== Segment start ==

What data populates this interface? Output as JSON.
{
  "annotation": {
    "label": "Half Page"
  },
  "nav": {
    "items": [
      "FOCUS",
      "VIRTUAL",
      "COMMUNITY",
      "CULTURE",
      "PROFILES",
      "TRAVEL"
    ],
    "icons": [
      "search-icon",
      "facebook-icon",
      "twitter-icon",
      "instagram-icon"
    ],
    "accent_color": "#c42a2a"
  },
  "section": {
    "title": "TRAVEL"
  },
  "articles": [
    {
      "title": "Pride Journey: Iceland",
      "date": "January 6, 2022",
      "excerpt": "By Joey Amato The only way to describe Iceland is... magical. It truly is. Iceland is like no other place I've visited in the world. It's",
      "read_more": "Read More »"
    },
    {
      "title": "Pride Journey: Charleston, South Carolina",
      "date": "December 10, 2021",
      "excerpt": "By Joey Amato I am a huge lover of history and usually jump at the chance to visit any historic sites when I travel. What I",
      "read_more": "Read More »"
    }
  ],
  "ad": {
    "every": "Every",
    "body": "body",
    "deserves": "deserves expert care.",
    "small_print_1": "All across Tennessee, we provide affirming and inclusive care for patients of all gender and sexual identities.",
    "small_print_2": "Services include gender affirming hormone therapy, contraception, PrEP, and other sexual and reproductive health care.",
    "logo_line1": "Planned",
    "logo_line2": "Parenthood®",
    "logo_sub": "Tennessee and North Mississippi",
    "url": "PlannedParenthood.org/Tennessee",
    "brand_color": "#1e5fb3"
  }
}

== Segment end ==

_WHAT IS NEEDED:_ Tally the lines in the records above that contain the string "Iceland" and report only the tally.

_EXPECTED ANSWER:_ 2